> Requirement
Quote the lines below word for word, starting at the first line and ending at the line that contains "credit-card-icon <box>195 518 264 577</box>".

Layout coordinates
-- BEGIN --

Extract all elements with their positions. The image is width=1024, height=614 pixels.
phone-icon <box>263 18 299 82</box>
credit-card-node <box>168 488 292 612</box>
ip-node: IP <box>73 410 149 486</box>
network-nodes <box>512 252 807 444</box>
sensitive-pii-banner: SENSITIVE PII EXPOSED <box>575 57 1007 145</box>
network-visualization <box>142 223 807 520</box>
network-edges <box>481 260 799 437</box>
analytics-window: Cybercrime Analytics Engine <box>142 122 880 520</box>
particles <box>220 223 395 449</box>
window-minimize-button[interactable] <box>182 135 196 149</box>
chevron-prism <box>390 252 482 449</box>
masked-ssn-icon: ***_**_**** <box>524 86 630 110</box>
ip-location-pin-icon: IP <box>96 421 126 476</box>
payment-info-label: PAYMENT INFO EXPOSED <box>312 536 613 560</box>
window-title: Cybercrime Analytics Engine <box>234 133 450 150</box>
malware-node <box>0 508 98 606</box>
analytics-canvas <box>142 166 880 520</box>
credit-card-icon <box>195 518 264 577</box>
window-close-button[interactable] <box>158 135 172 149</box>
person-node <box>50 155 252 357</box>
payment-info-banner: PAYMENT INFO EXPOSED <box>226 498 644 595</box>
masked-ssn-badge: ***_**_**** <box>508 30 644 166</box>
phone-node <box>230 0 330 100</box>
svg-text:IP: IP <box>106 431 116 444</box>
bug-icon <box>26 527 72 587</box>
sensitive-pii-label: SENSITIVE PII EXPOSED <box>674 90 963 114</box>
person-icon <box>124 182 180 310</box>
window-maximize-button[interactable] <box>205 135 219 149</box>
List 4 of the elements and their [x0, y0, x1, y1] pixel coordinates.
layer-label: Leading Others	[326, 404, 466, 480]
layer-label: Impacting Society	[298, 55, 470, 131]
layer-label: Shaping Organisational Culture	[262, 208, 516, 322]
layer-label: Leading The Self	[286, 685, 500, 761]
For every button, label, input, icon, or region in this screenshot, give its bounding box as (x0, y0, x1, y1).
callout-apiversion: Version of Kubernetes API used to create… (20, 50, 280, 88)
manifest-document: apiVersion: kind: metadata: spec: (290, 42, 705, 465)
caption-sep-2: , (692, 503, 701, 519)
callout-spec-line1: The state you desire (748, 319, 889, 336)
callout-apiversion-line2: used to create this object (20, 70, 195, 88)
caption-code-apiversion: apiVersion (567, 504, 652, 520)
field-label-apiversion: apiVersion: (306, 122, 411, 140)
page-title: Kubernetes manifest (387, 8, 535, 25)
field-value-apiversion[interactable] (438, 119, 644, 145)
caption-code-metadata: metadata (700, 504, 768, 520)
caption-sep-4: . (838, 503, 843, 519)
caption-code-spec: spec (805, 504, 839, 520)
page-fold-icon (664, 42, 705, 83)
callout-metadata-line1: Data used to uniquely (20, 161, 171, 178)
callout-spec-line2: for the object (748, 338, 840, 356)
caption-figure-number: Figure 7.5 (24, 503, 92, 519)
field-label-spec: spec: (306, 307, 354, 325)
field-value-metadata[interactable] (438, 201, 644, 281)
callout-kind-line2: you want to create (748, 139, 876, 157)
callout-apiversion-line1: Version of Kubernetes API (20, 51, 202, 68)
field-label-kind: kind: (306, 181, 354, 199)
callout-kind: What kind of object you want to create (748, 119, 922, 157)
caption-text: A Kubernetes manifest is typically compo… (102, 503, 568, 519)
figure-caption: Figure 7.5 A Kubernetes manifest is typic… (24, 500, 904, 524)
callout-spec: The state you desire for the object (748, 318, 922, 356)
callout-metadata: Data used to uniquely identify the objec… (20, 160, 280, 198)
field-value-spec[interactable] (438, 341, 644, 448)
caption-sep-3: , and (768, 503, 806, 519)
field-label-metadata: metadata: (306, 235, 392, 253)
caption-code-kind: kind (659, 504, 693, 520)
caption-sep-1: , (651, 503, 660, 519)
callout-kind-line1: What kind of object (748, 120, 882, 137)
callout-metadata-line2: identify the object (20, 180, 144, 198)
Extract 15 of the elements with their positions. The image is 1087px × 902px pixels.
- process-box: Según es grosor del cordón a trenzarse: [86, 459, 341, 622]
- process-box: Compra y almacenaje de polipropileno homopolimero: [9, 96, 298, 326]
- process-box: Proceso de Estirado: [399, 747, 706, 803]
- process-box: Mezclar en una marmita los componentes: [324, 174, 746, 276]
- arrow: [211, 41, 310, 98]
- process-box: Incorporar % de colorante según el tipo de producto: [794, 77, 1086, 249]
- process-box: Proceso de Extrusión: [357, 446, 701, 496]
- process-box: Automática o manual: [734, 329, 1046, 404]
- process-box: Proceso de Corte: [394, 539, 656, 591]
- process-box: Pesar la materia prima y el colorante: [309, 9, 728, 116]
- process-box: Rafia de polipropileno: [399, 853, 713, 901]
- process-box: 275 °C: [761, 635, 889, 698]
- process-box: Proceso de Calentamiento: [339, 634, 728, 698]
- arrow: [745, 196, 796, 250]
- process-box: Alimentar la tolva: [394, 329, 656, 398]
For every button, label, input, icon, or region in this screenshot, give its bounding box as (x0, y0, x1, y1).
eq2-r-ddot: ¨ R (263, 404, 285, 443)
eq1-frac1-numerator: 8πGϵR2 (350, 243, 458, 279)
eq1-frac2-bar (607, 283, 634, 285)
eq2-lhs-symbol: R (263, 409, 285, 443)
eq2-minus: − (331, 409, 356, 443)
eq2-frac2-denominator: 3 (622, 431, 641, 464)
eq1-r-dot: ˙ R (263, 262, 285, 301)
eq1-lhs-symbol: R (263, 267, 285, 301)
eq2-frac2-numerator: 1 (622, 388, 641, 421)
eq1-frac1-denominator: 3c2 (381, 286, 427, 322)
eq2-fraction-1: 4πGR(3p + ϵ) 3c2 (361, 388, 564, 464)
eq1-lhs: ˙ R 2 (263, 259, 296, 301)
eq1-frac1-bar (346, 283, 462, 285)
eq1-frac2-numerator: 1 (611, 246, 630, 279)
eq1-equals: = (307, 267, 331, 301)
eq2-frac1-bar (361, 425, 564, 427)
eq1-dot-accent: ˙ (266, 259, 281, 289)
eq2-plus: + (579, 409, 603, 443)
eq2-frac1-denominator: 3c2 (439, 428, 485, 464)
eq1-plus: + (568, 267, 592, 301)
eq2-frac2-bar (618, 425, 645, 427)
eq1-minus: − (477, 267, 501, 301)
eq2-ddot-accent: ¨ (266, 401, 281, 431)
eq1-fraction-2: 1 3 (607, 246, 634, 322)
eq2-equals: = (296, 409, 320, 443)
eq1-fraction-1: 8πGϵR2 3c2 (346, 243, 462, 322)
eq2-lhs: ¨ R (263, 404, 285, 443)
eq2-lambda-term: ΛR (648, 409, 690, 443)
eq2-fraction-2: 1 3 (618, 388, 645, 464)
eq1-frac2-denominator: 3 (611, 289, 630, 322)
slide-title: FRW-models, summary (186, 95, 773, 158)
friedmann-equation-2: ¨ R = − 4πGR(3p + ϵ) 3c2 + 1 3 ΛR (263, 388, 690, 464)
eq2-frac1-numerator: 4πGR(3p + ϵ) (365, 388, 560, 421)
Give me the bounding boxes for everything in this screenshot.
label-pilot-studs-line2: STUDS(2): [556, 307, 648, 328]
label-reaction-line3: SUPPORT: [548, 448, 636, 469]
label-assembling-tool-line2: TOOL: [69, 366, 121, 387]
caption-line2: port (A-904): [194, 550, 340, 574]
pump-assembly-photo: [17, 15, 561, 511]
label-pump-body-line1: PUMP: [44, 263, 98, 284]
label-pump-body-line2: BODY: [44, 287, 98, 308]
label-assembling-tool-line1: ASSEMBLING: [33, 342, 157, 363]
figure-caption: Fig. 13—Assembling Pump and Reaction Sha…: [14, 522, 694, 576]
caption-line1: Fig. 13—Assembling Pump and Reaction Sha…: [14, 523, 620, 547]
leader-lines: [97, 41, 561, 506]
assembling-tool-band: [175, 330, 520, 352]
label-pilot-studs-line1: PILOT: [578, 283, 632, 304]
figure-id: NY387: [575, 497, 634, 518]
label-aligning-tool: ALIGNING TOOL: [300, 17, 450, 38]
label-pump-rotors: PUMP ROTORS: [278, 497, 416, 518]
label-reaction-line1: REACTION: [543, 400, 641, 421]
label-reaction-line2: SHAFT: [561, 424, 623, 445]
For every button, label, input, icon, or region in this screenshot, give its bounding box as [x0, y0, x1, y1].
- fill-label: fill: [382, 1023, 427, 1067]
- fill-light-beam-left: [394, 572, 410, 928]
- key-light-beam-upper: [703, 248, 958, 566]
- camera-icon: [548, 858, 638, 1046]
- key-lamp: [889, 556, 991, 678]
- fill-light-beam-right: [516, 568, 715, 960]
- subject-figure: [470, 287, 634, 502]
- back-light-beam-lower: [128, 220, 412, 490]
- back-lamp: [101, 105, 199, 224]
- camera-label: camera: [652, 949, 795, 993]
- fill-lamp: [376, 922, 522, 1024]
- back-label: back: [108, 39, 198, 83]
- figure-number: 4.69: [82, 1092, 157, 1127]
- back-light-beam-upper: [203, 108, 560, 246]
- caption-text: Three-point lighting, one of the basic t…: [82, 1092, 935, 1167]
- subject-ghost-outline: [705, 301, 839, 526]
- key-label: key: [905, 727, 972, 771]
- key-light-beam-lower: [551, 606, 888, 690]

-- END --

> The output
Extract all elements with their positions. The image is width=1024, height=614 pixels.
phone-icon <box>263 18 299 82</box>
credit-card-node <box>168 488 292 612</box>
ip-node: IP <box>73 410 149 486</box>
network-nodes <box>512 252 807 444</box>
sensitive-pii-banner: SENSITIVE PII EXPOSED <box>575 57 1007 145</box>
network-visualization <box>142 223 807 520</box>
network-edges <box>481 260 799 437</box>
analytics-window: Cybercrime Analytics Engine <box>142 122 880 520</box>
particles <box>220 223 395 449</box>
window-minimize-button[interactable] <box>182 135 196 149</box>
chevron-prism <box>390 252 482 449</box>
masked-ssn-icon: ***_**_**** <box>524 86 630 110</box>
ip-location-pin-icon: IP <box>96 421 126 476</box>
payment-info-label: PAYMENT INFO EXPOSED <box>312 536 613 560</box>
window-title: Cybercrime Analytics Engine <box>234 133 450 150</box>
malware-node <box>0 508 98 606</box>
analytics-canvas <box>142 166 880 520</box>
credit-card-icon <box>195 518 264 577</box>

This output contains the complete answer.